WHAT YOU HAVE TO DO: Copy out each line of the material below with no changes.

Extracted data entries
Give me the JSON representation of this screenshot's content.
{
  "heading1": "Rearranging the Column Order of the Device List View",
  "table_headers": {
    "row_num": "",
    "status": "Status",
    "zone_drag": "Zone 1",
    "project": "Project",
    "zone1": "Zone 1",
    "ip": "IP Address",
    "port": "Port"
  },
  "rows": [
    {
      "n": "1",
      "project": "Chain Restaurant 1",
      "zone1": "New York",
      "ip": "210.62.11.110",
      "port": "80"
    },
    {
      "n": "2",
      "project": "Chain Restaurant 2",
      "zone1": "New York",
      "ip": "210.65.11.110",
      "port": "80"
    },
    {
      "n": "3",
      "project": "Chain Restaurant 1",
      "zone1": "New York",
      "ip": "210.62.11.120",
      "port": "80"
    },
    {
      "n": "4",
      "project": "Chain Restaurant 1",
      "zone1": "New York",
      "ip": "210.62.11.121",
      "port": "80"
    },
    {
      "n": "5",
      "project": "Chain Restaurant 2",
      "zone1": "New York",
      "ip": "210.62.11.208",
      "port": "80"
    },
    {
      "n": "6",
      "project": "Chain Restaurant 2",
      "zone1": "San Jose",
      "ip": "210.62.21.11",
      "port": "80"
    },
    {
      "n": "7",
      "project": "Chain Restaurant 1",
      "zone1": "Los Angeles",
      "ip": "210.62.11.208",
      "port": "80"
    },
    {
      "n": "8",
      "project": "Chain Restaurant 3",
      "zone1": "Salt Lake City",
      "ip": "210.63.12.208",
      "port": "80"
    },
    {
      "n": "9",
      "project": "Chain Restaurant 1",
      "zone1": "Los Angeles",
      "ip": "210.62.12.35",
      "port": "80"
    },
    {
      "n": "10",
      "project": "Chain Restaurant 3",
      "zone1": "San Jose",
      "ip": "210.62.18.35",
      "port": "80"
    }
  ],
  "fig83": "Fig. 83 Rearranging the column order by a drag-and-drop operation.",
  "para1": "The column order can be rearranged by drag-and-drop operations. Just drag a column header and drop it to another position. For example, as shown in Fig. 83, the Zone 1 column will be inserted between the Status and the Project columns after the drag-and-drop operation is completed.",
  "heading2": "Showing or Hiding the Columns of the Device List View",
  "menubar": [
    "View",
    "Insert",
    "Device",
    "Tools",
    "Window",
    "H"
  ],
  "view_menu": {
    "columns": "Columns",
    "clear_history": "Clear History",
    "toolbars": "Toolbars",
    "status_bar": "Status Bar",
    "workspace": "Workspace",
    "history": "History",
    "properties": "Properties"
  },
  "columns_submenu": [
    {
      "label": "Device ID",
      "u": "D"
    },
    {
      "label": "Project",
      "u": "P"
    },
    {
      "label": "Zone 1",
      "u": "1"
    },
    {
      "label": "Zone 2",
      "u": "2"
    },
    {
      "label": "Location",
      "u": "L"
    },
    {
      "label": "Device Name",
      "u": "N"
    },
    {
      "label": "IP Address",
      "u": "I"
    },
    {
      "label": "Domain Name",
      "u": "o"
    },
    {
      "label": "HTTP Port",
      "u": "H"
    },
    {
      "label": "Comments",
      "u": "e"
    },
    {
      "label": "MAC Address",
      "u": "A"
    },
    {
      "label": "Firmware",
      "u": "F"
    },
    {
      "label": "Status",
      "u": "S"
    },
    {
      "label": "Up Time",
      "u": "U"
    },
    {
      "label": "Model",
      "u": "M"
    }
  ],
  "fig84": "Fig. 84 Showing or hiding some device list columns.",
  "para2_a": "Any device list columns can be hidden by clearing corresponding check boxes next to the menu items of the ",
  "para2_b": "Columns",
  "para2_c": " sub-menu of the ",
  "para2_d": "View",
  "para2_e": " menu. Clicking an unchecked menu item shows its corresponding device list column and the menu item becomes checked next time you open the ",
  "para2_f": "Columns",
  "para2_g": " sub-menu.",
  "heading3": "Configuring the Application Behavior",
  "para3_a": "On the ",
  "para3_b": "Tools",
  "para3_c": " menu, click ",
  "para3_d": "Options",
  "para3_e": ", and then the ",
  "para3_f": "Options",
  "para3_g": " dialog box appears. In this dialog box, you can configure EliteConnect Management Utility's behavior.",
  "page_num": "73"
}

TASK SOLUTION:
Give me the JSON representation of this screenshot's content.
{
  "heading1": "Rearranging the Column Order of the Device List View",
  "table_headers": {
    "row_num": "",
    "status": "Status",
    "zone_drag": "Zone 1",
    "project": "Project",
    "zone1": "Zone 1",
    "ip": "IP Address",
    "port": "Port"
  },
  "rows": [
    {
      "n": "1",
      "project": "Chain Restaurant 1",
      "zone1": "New York",
      "ip": "210.62.11.110",
      "port": "80"
    },
    {
      "n": "2",
      "project": "Chain Restaurant 2",
      "zone1": "New York",
      "ip": "210.65.11.110",
      "port": "80"
    },
    {
      "n": "3",
      "project": "Chain Restaurant 1",
      "zone1": "New York",
      "ip": "210.62.11.120",
      "port": "80"
    },
    {
      "n": "4",
      "project": "Chain Restaurant 1",
      "zone1": "New York",
      "ip": "210.62.11.121",
      "port": "80"
    },
    {
      "n": "5",
      "project": "Chain Restaurant 2",
      "zone1": "New York",
      "ip": "210.62.11.208",
      "port": "80"
    },
    {
      "n": "6",
      "project": "Chain Restaurant 2",
      "zone1": "San Jose",
      "ip": "210.62.21.11",
      "port": "80"
    },
    {
      "n": "7",
      "project": "Chain Restaurant 1",
      "zone1": "Los Angeles",
      "ip": "210.62.11.208",
      "port": "80"
    },
    {
      "n": "8",
      "project": "Chain Restaurant 3",
      "zone1": "Salt Lake City",
      "ip": "210.63.12.208",
      "port": "80"
    },
    {
      "n": "9",
      "project": "Chain Restaurant 1",
      "zone1": "Los Angeles",
      "ip": "210.62.12.35",
      "port": "80"
    },
    {
      "n": "10",
      "project": "Chain Restaurant 3",
      "zone1": "San Jose",
      "ip": "210.62.18.35",
      "port": "80"
    }
  ],
  "fig83": "Fig. 83 Rearranging the column order by a drag-and-drop operation.",
  "para1": "The column order can be rearranged by drag-and-drop operations. Just drag a column header and drop it to another position. For example, as shown in Fig. 83, the Zone 1 column will be inserted between the Status and the Project columns after the drag-and-drop operation is completed.",
  "heading2": "Showing or Hiding the Columns of the Device List View",
  "menubar": [
    "View",
    "Insert",
    "Device",
    "Tools",
    "Window",
    "H"
  ],
  "view_menu": {
    "columns": "Columns",
    "clear_history": "Clear History",
    "toolbars": "Toolbars",
    "status_bar": "Status Bar",
    "workspace": "Workspace",
    "history": "History",
    "properties": "Properties"
  },
  "columns_submenu": [
    {
      "label": "Device ID",
      "u": "D"
    },
    {
      "label": "Project",
      "u": "P"
    },
    {
      "label": "Zone 1",
      "u": "1"
    },
    {
      "label": "Zone 2",
      "u": "2"
    },
    {
      "label": "Location",
      "u": "L"
    },
    {
      "label": "Device Name",
      "u": "N"
    },
    {
      "label": "IP Address",
      "u": "I"
    },
    {
      "label": "Domain Name",
      "u": "o"
    },
    {
      "label": "HTTP Port",
      "u": "H"
    },
    {
      "label": "Comments",
      "u": "e"
    },
    {
      "label": "MAC Address",
      "u": "A"
    },
    {
      "label": "Firmware",
      "u": "F"
    },
    {
      "label": "Status",
      "u": "S"
    },
    {
      "label": "Up Time",
      "u": "U"
    },
    {
      "label": "Model",
      "u": "M"
    }
  ],
  "fig84": "Fig. 84 Showing or hiding some device list columns.",
  "para2_a": "Any device list columns can be hidden by clearing corresponding check boxes next to the menu items of the ",
  "para2_b": "Columns",
  "para2_c": " sub-menu of the ",
  "para2_d": "View",
  "para2_e": " menu. Clicking an unchecked menu item shows its corresponding device list column and the menu item becomes checked next time you open the ",
  "para2_f": "Columns",
  "para2_g": " sub-menu.",
  "heading3": "Configuring the Application Behavior",
  "para3_a": "On the ",
  "para3_b": "Tools",
  "para3_c": " menu, click ",
  "para3_d": "Options",
  "para3_e": ", and then the ",
  "para3_f": "Options",
  "para3_g": " dialog box appears. In this dialog box, you can configure EliteConnect Management Utility's behavior.",
  "page_num": "73"
}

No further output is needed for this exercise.